— Start of Material to process —
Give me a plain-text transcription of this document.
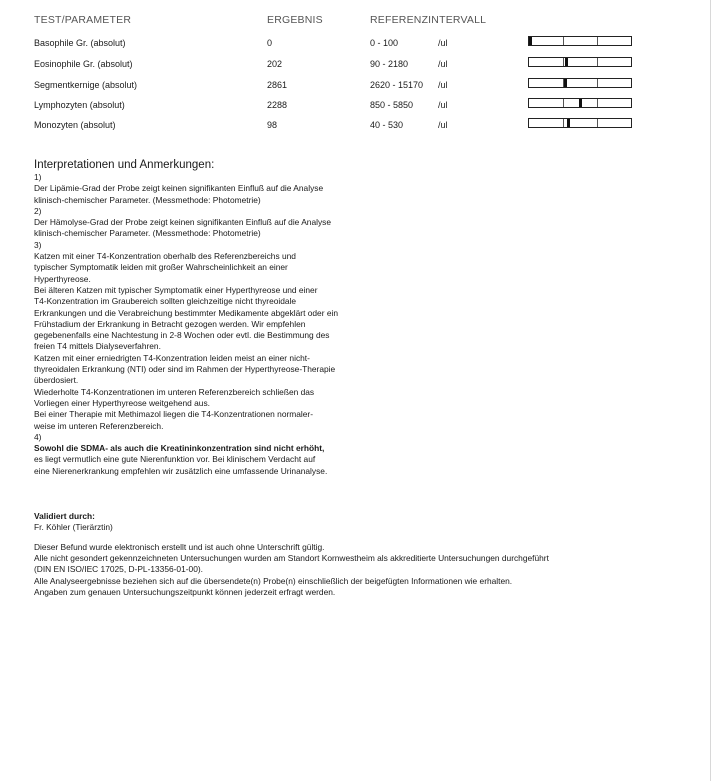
TEST/PARAMETER	ERGEBNIS	REFERENZINTERVALL
Basophile Gr. (absolut)	0	0 - 100	/ul
Eosinophile Gr. (absolut)	202	90 - 2180	/ul
Segmentkernige (absolut)	2861	2620 - 15170 /ul
Lymphozyten (absolut)	2288	850 - 5850	/ul
Monozyten (absolut)	98	40 - 530	/ul

Interpretationen und Anmerkungen:

1)

Der Lipämie-Grad der Probe zeigt keinen signifikanten Einfluß auf die Analyse

klinisch-chemischer Parameter. (Messmethode: Photometrie)

2)

Der Hämolyse-Grad der Probe zeigt keinen signifikanten Einfluß auf die Analyse

klinisch-chemischer Parameter. (Messmethode: Photometrie)

3)

Katzen mit einer T4-Konzentration oberhalb des Referenzbereichs und

typischer Symptomatik leiden mit großer Wahrscheinlichkeit an einer

Hyperthyreose.

Bei älteren Katzen mit typischer Symptomatik einer Hyperthyreose und einer

T4-Konzentration im Graubereich sollten gleichzeitige nicht thyreoidale

Erkrankungen und die Verabreichung bestimmter Medikamente abgeklärt oder ein

Frühstadium der Erkrankung in Betracht gezogen werden. Wir empfehlen

gegebenenfalls eine Nachtestung in 2-8 Wochen oder evtl. die Bestimmung des

freien T4 mittels Dialyseverfahren.

Katzen mit einer erniedrigten T4-Konzentration leiden meist an einer nicht-

thyreoidalen Erkrankung (NTI) oder sind im Rahmen der Hyperthyreose-Therapie

überdosiert.

Wiederholte T4-Konzentrationen im unteren Referenzbereich schließen das

Vorliegen einer Hyperthyreose weitgehend aus.

Bei einer Therapie mit Methimazol liegen die T4-Konzentrationen normaler-

weise im unteren Referenzbereich.

4)

Sowohl die SDMA- als auch die Kreatininkonzentration sind nicht erhöht,

es liegt vermutlich eine gute Nierenfunktion vor. Bei klinischem Verdacht auf

eine Nierenerkrankung empfehlen wir zusätzlich eine umfassende Urinanalyse.

Validiert durch:

Fr. Köhler (Tierärztin)

Dieser Befund wurde elektronisch erstellt und ist auch ohne Unterschrift gültig.

Alle nicht gesondert gekennzeichneten Untersuchungen wurden am Standort Kornwestheim als akkreditierte Untersuchungen durchgeführt

(DIN EN ISO/IEC 17025, D-PL-13356-01-00).

Alle Analyseergebnisse beziehen sich auf die übersendete(n) Probe(n) einschließlich der beigefügten Informationen wie erhalten.

Angaben zum genauen Untersuchungszeitpunkt können jederzeit erfragt werden.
— End of Material to process —
Gather from the records above every line containing the string "typischer".

◆ Solution for this task:
typischer Symptomatik leiden mit großer Wahrscheinlichkeit an einer
Bei älteren Katzen mit typischer Symptomatik einer Hyperthyreose und einer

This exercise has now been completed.